Quote all of the data that follows exactly as written, skipping the images.

+--

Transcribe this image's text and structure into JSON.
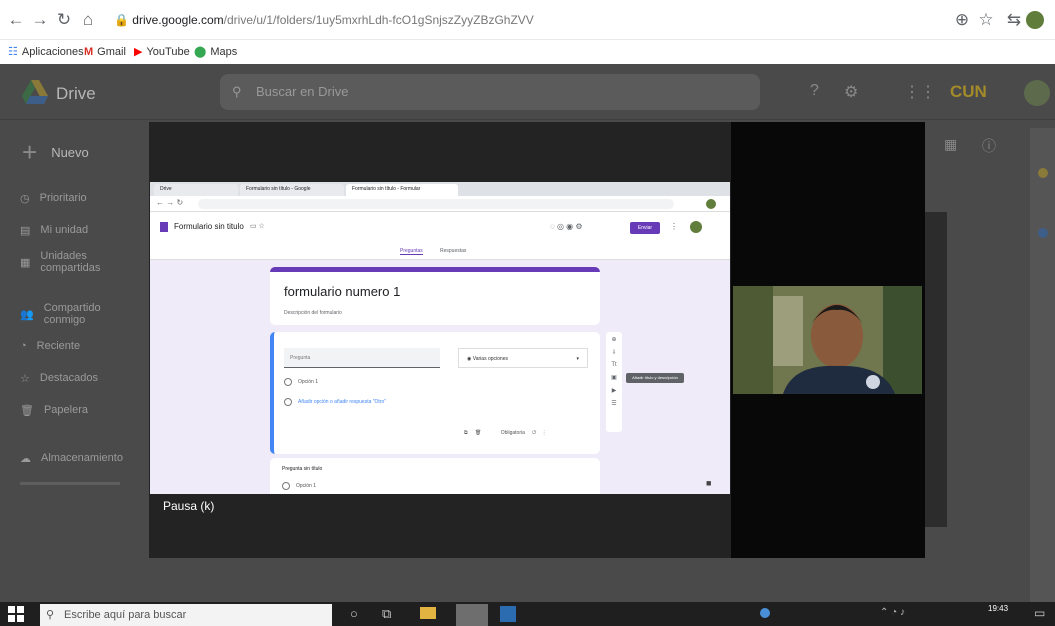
{
  "browser": {
    "url_host": "drive.google.com",
    "url_path": "/drive/u/1/folders/1uy5mxrhLdh-fcO1gSnjszZyyZBzGhZVV",
    "bookmarks": [
      "Aplicaciones",
      "Gmail",
      "YouTube",
      "Maps"
    ]
  },
  "drive": {
    "app_name": "Drive",
    "search_placeholder": "Buscar en Drive",
    "new_label": "Nuevo",
    "sidebar": [
      "Prioritario",
      "Mi unidad",
      "Unidades compartidas",
      "Compartido conmigo",
      "Reciente",
      "Destacados",
      "Papelera",
      "Almacenamiento"
    ],
    "org_logo_text": "CUN"
  },
  "video": {
    "pause_label": "Pausa (k)"
  },
  "shared_screen": {
    "tabs": [
      "Drive",
      "Formulario sin título - Google",
      "Formulario sin título - Formular"
    ],
    "form_name": "Formulario sin titulo",
    "send_label": "Enviar",
    "form_tabs": [
      "Preguntas",
      "Respuestas"
    ],
    "form_title": "formulario numero 1",
    "form_description": "Descripción del formulario",
    "question_placeholder": "Pregunta",
    "question_type": "Varias opciones",
    "option_1": "Opción 1",
    "add_option": "Añadir opción o añadir respuesta \"Otro\"",
    "required_label": "Obligatoria",
    "tooltip": "Añadir título y descripción",
    "question2_title": "Pregunta sin título",
    "question2_option": "Opción 1"
  },
  "taskbar": {
    "search_placeholder": "Escribe aquí para buscar",
    "time": "19:43"
  },
  "colors": {
    "form_accent": "#673ab7",
    "question_highlight": "#4285f4"
  }
}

+--

> **Response for this exercise**:
Transcribe this image's text and structure into JSON.
{
  "browser": {
    "url_host": "drive.google.com",
    "url_path": "/drive/u/1/folders/1uy5mxrhLdh-fcO1gSnjszZyyZBzGhZVV",
    "bookmarks": [
      "Aplicaciones",
      "Gmail",
      "YouTube",
      "Maps"
    ]
  },
  "drive": {
    "app_name": "Drive",
    "search_placeholder": "Buscar en Drive",
    "new_label": "Nuevo",
    "sidebar": [
      "Prioritario",
      "Mi unidad",
      "Unidades compartidas",
      "Compartido conmigo",
      "Reciente",
      "Destacados",
      "Papelera",
      "Almacenamiento"
    ],
    "org_logo_text": "CUN"
  },
  "video": {
    "pause_label": "Pausa (k)"
  },
  "shared_screen": {
    "tabs": [
      "Drive",
      "Formulario sin título - Google",
      "Formulario sin título - Formular"
    ],
    "form_name": "Formulario sin titulo",
    "send_label": "Enviar",
    "form_tabs": [
      "Preguntas",
      "Respuestas"
    ],
    "form_title": "formulario numero 1",
    "form_description": "Descripción del formulario",
    "question_placeholder": "Pregunta",
    "question_type": "Varias opciones",
    "option_1": "Opción 1",
    "add_option": "Añadir opción o añadir respuesta \"Otro\"",
    "required_label": "Obligatoria",
    "tooltip": "Añadir título y descripción",
    "question2_title": "Pregunta sin título",
    "question2_option": "Opción 1"
  },
  "taskbar": {
    "search_placeholder": "Escribe aquí para buscar",
    "time": "19:43"
  },
  "colors": {
    "form_accent": "#673ab7",
    "question_highlight": "#4285f4"
  }
}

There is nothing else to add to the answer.